━━ Exercise data ━━
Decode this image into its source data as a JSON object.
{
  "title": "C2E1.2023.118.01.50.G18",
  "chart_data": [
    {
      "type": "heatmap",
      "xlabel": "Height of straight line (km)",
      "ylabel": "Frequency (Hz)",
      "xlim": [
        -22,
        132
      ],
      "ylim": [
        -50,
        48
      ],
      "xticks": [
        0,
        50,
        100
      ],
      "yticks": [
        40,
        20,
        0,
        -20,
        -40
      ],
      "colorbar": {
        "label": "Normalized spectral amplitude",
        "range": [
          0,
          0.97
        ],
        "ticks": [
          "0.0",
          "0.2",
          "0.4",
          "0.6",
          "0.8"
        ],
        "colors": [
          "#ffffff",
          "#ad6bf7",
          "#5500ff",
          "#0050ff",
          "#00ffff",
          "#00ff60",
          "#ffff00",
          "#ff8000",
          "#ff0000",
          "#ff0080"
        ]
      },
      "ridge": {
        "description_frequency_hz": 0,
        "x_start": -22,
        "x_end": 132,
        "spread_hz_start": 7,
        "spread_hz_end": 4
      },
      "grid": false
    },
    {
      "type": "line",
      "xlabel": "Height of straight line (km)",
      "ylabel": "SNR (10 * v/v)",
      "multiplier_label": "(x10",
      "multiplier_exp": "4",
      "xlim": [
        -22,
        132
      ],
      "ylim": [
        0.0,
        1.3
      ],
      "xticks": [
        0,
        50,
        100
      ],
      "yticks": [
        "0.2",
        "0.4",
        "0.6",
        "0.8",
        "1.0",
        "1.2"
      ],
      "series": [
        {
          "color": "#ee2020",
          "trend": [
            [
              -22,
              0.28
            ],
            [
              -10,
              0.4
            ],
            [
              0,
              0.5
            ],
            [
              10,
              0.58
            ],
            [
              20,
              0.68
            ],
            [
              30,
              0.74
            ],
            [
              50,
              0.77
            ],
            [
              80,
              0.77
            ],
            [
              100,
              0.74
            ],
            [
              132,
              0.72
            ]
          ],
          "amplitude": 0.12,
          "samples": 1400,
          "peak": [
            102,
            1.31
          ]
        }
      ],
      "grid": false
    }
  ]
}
━━━
Directive: Looking at the material above, count the lines that hold "amplitude" and give the total alone.

Answer to this exercise: 2